WRITTEN EXERCISE →
Leave out the pictures and retype exactly the lines from the one with "What does this" through the end of the records.

SUPPLIED DATA →
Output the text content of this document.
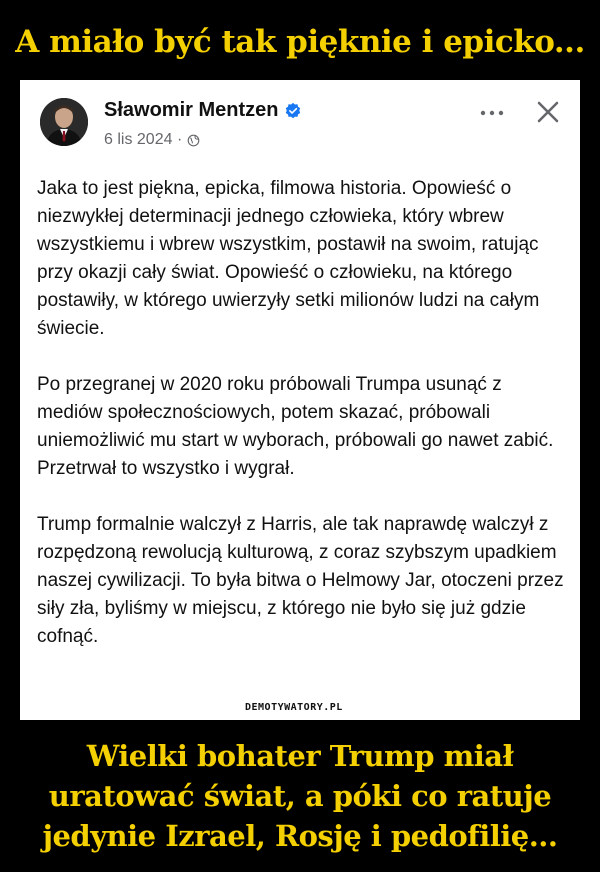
A miało być tak pięknie i epicko...
Sławomir Mentzen
6 lis 2024 ·

Jaka to jest piękna, epicka, filmowa historia. Opowieść o niezwykłej determinacji jednego człowieka, który wbrew wszystkiemu i wbrew wszystkim, postawił na swoim, ratując przy okazji cały świat. Opowieść o człowieku, na którego postawiły, w którego uwierzyły setki milionów ludzi na całym świecie.

Po przegranej w 2020 roku próbowali Trumpa usunąć z mediów społecznościowych, potem skazać, próbowali uniemożliwić mu start w wyborach, próbowali go nawet zabić. Przetrwał to wszystko i wygrał.

Trump formalnie walczył z Harris, ale tak naprawdę walczył z rozpędzoną rewolucją kulturową, z coraz szybszym upadkiem naszej cywilizacji. To była bitwa o Helmowy Jar, otoczeni przez siły zła, byliśmy w miejscu, z którego nie było się już gdzie cofnąć.

DEMOTYWATORY.PL
Wielki bohater Trump miał uratować świat, a póki co ratuje jedynie Izrael, Rosję i pedofilię...
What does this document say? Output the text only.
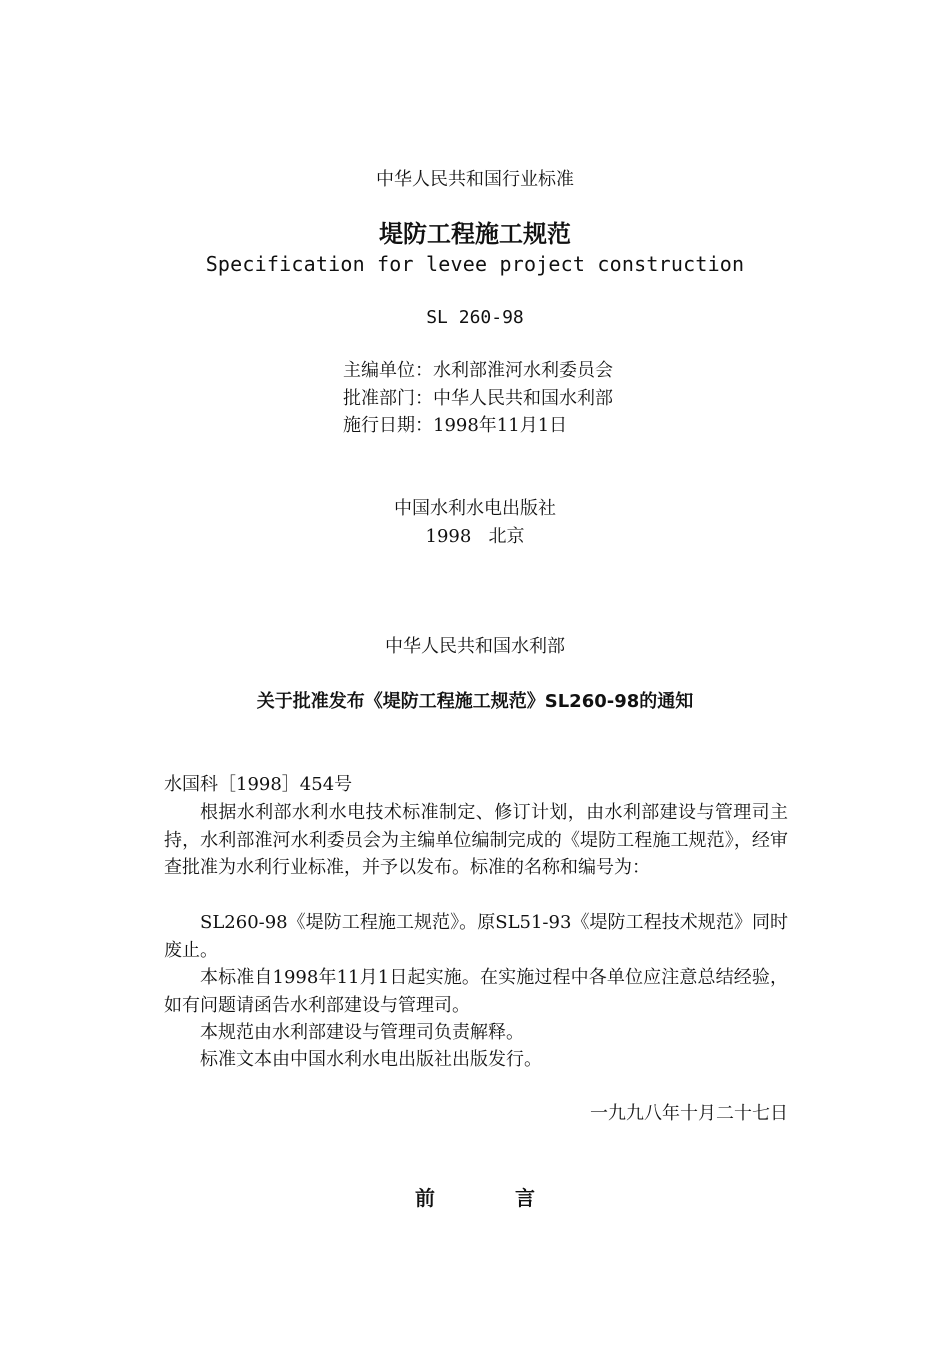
中华人民共和国行业标准
堤防工程施工规范
Specification for levee project construction
SL 260-98
主编单位：水利部淮河水利委员会
批准部门：中华人民共和国水利部
施行日期：1998年11月1日
中国水利水电出版社
1998   北京
中华人民共和国水利部
关于批准发布《堤防工程施工规范》SL260-98的通知
水国科［1998］454号
根据水利部水利水电技术标准制定、修订计划，由水利部建设与管理司主持，水利部淮河水利委员会为主编单位编制完成的《堤防工程施工规范》，经审查批准为水利行业标准，并予以发布。标准的名称和编号为：
SL260-98《堤防工程施工规范》。原SL51-93《堤防工程技术规范》同时废止。
本标准自1998年11月1日起实施。在实施过程中各单位应注意总结经验，如有问题请函告水利部建设与管理司。
本规范由水利部建设与管理司负责解释。
标准文本由中国水利水电出版社出版发行。
一九九八年十月二十七日
前言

COMPLETE ANSWER →
What does this document say? Output the text only.
中华人民共和国行业标准
堤防工程施工规范
Specification for levee project construction
SL 260-98
主编单位：水利部淮河水利委员会
批准部门：中华人民共和国水利部
施行日期：1998年11月1日
中国水利水电出版社
1998   北京
中华人民共和国水利部
关于批准发布《堤防工程施工规范》SL260-98的通知
水国科［1998］454号
根据水利部水利水电技术标准制定、修订计划，由水利部建设与管理司主持，水利部淮河水利委员会为主编单位编制完成的《堤防工程施工规范》，经审查批准为水利行业标准，并予以发布。标准的名称和编号为：
SL260-98《堤防工程施工规范》。原SL51-93《堤防工程技术规范》同时废止。
本标准自1998年11月1日起实施。在实施过程中各单位应注意总结经验，如有问题请函告水利部建设与管理司。
本规范由水利部建设与管理司负责解释。
标准文本由中国水利水电出版社出版发行。
一九九八年十月二十七日
前言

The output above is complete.